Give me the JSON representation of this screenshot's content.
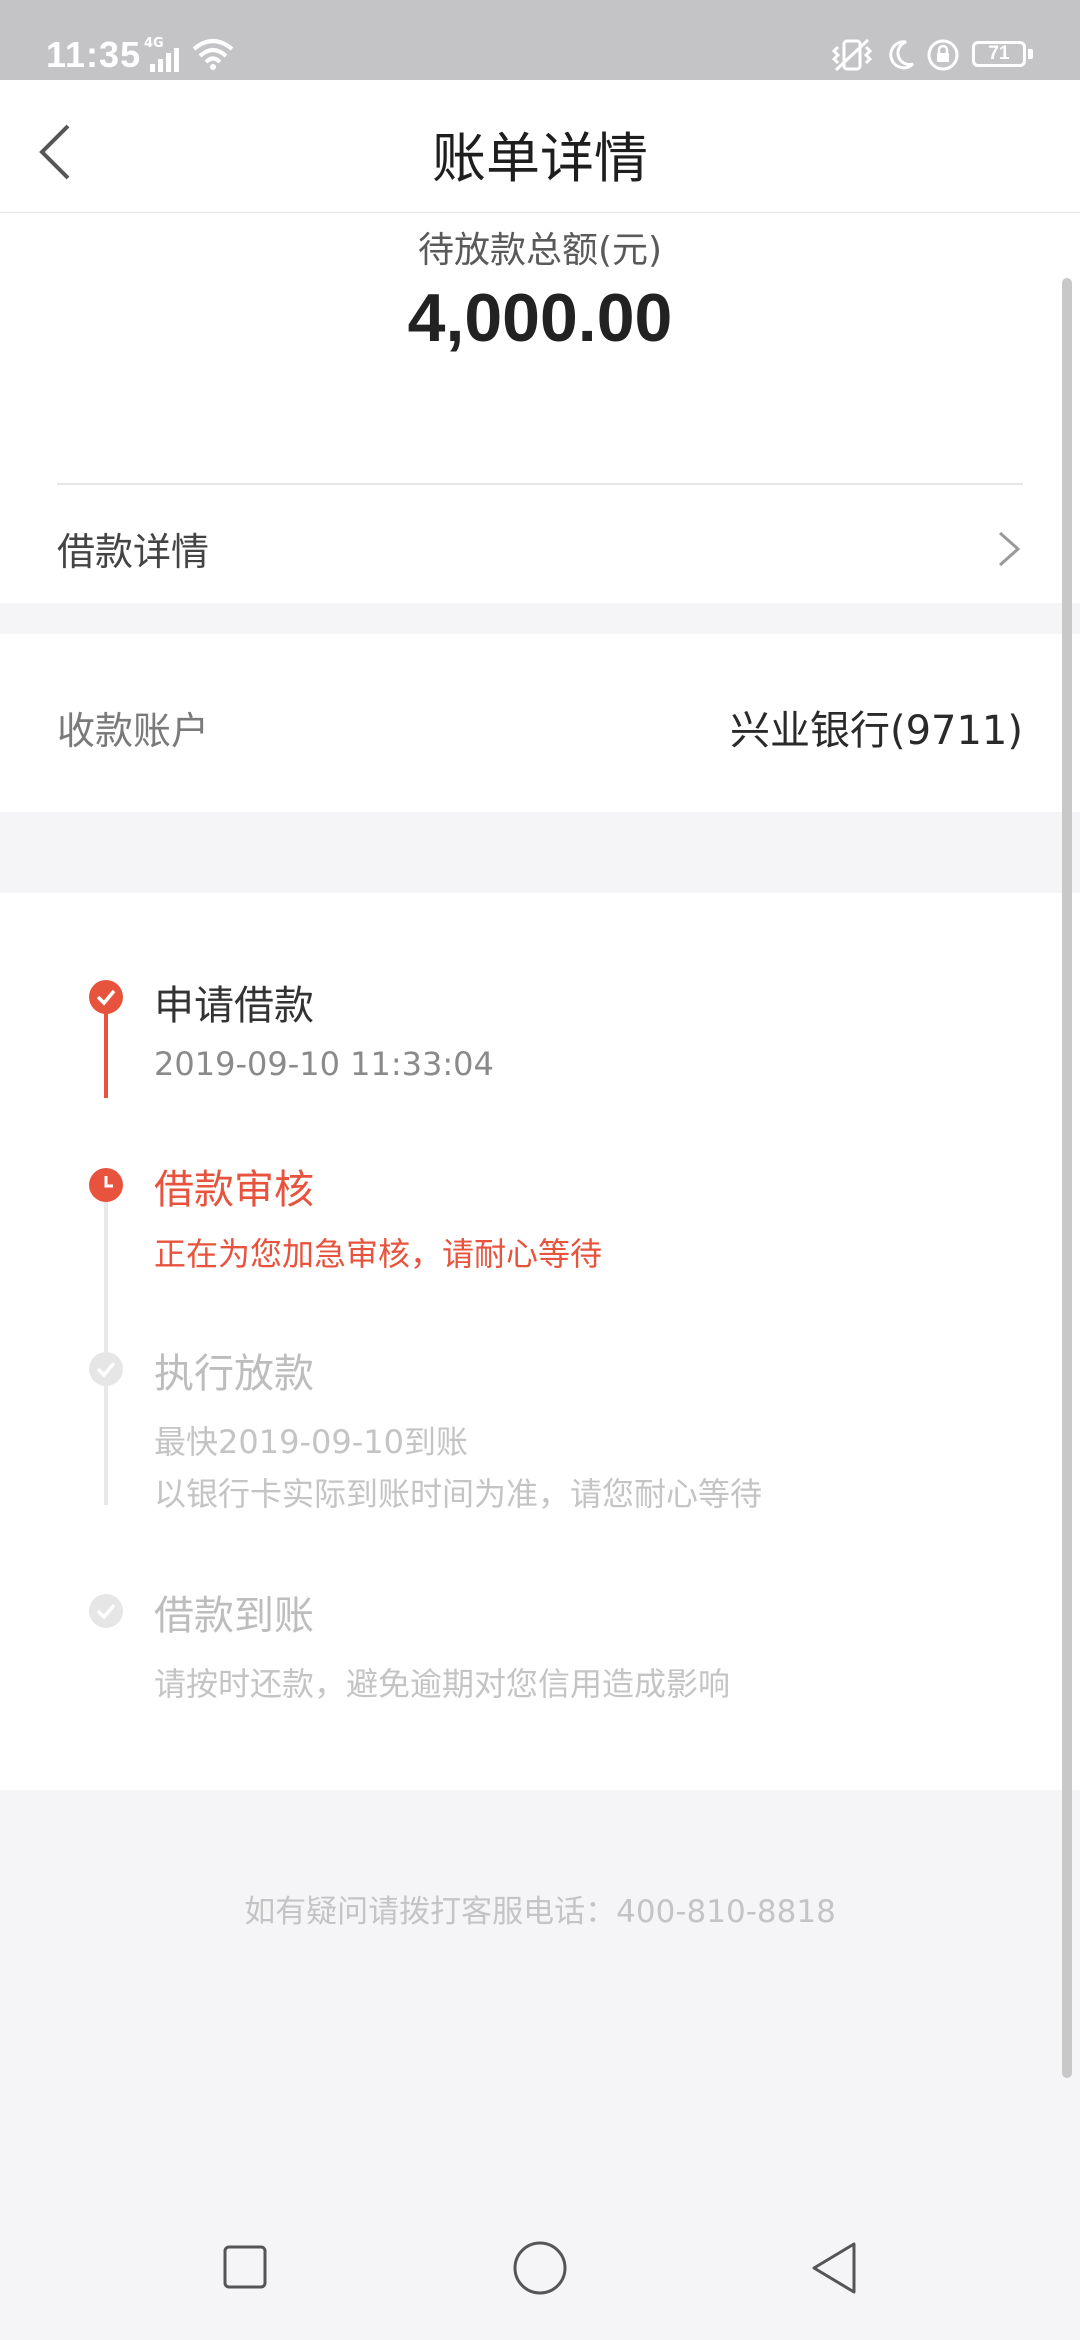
{
  "status_bar": {
    "time": "11:35",
    "network": "4G",
    "battery": "71"
  },
  "header": {
    "title": "账单详情",
    "back_icon": "chevron-left-icon"
  },
  "amount": {
    "label": "待放款总额(元)",
    "value": "4,000.00"
  },
  "loan_detail": {
    "label": "借款详情"
  },
  "account": {
    "label": "收款账户",
    "value": "兴业银行(9711)"
  },
  "timeline": [
    {
      "title": "申请借款",
      "lines": [
        "2019-09-10 11:33:04"
      ],
      "state": "done"
    },
    {
      "title": "借款审核",
      "lines": [
        "正在为您加急审核，请耐心等待"
      ],
      "state": "current"
    },
    {
      "title": "执行放款",
      "lines": [
        "最快2019-09-10到账",
        "以银行卡实际到账时间为准，请您耐心等待"
      ],
      "state": "pending"
    },
    {
      "title": "借款到账",
      "lines": [
        "请按时还款，避免逾期对您信用造成影响"
      ],
      "state": "pending"
    }
  ],
  "footer": {
    "hotline": "如有疑问请拨打客服电话：400-810-8818"
  },
  "colors": {
    "accent": "#e8533d",
    "inactive": "#d8d8d8",
    "status_bar": "#c4c4c6"
  }
}
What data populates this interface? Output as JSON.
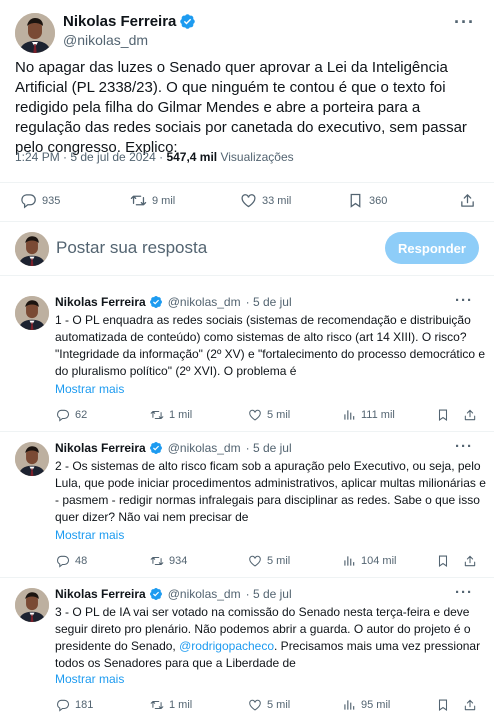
{
  "main": {
    "name": "Nikolas Ferreira",
    "handle": "@nikolas_dm",
    "text": "No apagar das luzes o Senado quer aprovar a Lei da Inteligência Artificial (PL 2338/23). O que ninguém te contou é que o texto foi redigido pela filha do Gilmar Mendes e abre a porteira para a regulação das redes sociais por canetada do executivo, sem passar pelo congresso. Explico:",
    "time": "1:24 PM · 5 de jul de 2024 · ",
    "views_count": "547,4 mil",
    "views_label": " Visualizações",
    "replies": "935",
    "retweets": "9 mil",
    "likes": "33 mil",
    "bookmarks": "360"
  },
  "reply_box": {
    "placeholder": "Postar sua resposta",
    "button": "Responder"
  },
  "replies": [
    {
      "name": "Nikolas Ferreira",
      "handle": "@nikolas_dm",
      "date": "· 5 de jul",
      "text": "1 - O PL enquadra as redes sociais (sistemas de recomendação e distribuição automatizada de conteúdo) como sistemas de alto risco (art 14 XIII). O risco? \"Integridade da informação\" (2º XV) e \"fortalecimento do processo democrático e do pluralismo político\" (2º XVI). O problema é",
      "show_more": "Mostrar mais",
      "replies": "62",
      "retweets": "1 mil",
      "likes": "5 mil",
      "views": "111 mil"
    },
    {
      "name": "Nikolas Ferreira",
      "handle": "@nikolas_dm",
      "date": "· 5 de jul",
      "text": "2 - Os sistemas de alto risco ficam sob a apuração pelo Executivo, ou seja, pelo Lula, que pode iniciar procedimentos administrativos, aplicar multas milionárias e - pasmem - redigir normas infralegais para disciplinar as redes. Sabe o que isso quer dizer? Não vai nem precisar de",
      "show_more": "Mostrar mais",
      "replies": "48",
      "retweets": "934",
      "likes": "5 mil",
      "views": "104 mil"
    },
    {
      "name": "Nikolas Ferreira",
      "handle": "@nikolas_dm",
      "date": "· 5 de jul",
      "text_before": "3 - O PL de IA vai ser votado na comissão do Senado nesta terça-feira e deve seguir direto pro plenário. Não podemos abrir a guarda. O autor do projeto é o presidente do Senado, ",
      "mention": "@rodrigopacheco",
      "text_after": ". Precisamos mais uma vez pressionar todos os Senadores para que a Liberdade de",
      "show_more": "Mostrar mais",
      "replies": "181",
      "retweets": "1 mil",
      "likes": "5 mil",
      "views": "95 mil"
    }
  ],
  "icons": [
    "more-icon",
    "verified-icon",
    "reply-icon",
    "retweet-icon",
    "like-icon",
    "bookmark-icon",
    "views-icon",
    "share-icon"
  ],
  "colors": {
    "accent": "#1d9bf0",
    "button_disabled": "#8ecdf8",
    "muted": "#536471",
    "text": "#0f1419"
  }
}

• _Prompt_:
Images do not belong in the copy; reproduce all other parts of the records above verbatim.

• _Solution to the problem_:
Give me the JSON representation of this screenshot's content.
{
  "status_bar": {
    "time": "11:35",
    "network": "4G",
    "battery": "71"
  },
  "header": {
    "title": "账单详情",
    "back_icon": "chevron-left-icon"
  },
  "amount": {
    "label": "待放款总额(元)",
    "value": "4,000.00"
  },
  "loan_detail": {
    "label": "借款详情"
  },
  "account": {
    "label": "收款账户",
    "value": "兴业银行(9711)"
  },
  "timeline": [
    {
      "title": "申请借款",
      "lines": [
        "2019-09-10 11:33:04"
      ],
      "state": "done"
    },
    {
      "title": "借款审核",
      "lines": [
        "正在为您加急审核，请耐心等待"
      ],
      "state": "current"
    },
    {
      "title": "执行放款",
      "lines": [
        "最快2019-09-10到账",
        "以银行卡实际到账时间为准，请您耐心等待"
      ],
      "state": "pending"
    },
    {
      "title": "借款到账",
      "lines": [
        "请按时还款，避免逾期对您信用造成影响"
      ],
      "state": "pending"
    }
  ],
  "footer": {
    "hotline": "如有疑问请拨打客服电话：400-810-8818"
  },
  "colors": {
    "accent": "#e8533d",
    "inactive": "#d8d8d8",
    "status_bar": "#c4c4c6"
  }
}
What data populates this interface? Output as JSON.
{
  "main": {
    "name": "Nikolas Ferreira",
    "handle": "@nikolas_dm",
    "text": "No apagar das luzes o Senado quer aprovar a Lei da Inteligência Artificial (PL 2338/23). O que ninguém te contou é que o texto foi redigido pela filha do Gilmar Mendes e abre a porteira para a regulação das redes sociais por canetada do executivo, sem passar pelo congresso. Explico:",
    "time": "1:24 PM · 5 de jul de 2024 · ",
    "views_count": "547,4 mil",
    "views_label": " Visualizações",
    "replies": "935",
    "retweets": "9 mil",
    "likes": "33 mil",
    "bookmarks": "360"
  },
  "reply_box": {
    "placeholder": "Postar sua resposta",
    "button": "Responder"
  },
  "replies": [
    {
      "name": "Nikolas Ferreira",
      "handle": "@nikolas_dm",
      "date": "· 5 de jul",
      "text": "1 - O PL enquadra as redes sociais (sistemas de recomendação e distribuição automatizada de conteúdo) como sistemas de alto risco (art 14 XIII). O risco? \"Integridade da informação\" (2º XV) e \"fortalecimento do processo democrático e do pluralismo político\" (2º XVI). O problema é",
      "show_more": "Mostrar mais",
      "replies": "62",
      "retweets": "1 mil",
      "likes": "5 mil",
      "views": "111 mil"
    },
    {
      "name": "Nikolas Ferreira",
      "handle": "@nikolas_dm",
      "date": "· 5 de jul",
      "text": "2 - Os sistemas de alto risco ficam sob a apuração pelo Executivo, ou seja, pelo Lula, que pode iniciar procedimentos administrativos, aplicar multas milionárias e - pasmem - redigir normas infralegais para disciplinar as redes. Sabe o que isso quer dizer? Não vai nem precisar de",
      "show_more": "Mostrar mais",
      "replies": "48",
      "retweets": "934",
      "likes": "5 mil",
      "views": "104 mil"
    },
    {
      "name": "Nikolas Ferreira",
      "handle": "@nikolas_dm",
      "date": "· 5 de jul",
      "text_before": "3 - O PL de IA vai ser votado na comissão do Senado nesta terça-feira e deve seguir direto pro plenário. Não podemos abrir a guarda. O autor do projeto é o presidente do Senado, ",
      "mention": "@rodrigopacheco",
      "text_after": ". Precisamos mais uma vez pressionar todos os Senadores para que a Liberdade de",
      "show_more": "Mostrar mais",
      "replies": "181",
      "retweets": "1 mil",
      "likes": "5 mil",
      "views": "95 mil"
    }
  ],
  "icons": [
    "more-icon",
    "verified-icon",
    "reply-icon",
    "retweet-icon",
    "like-icon",
    "bookmark-icon",
    "views-icon",
    "share-icon"
  ],
  "colors": {
    "accent": "#1d9bf0",
    "button_disabled": "#8ecdf8",
    "muted": "#536471",
    "text": "#0f1419"
  }
}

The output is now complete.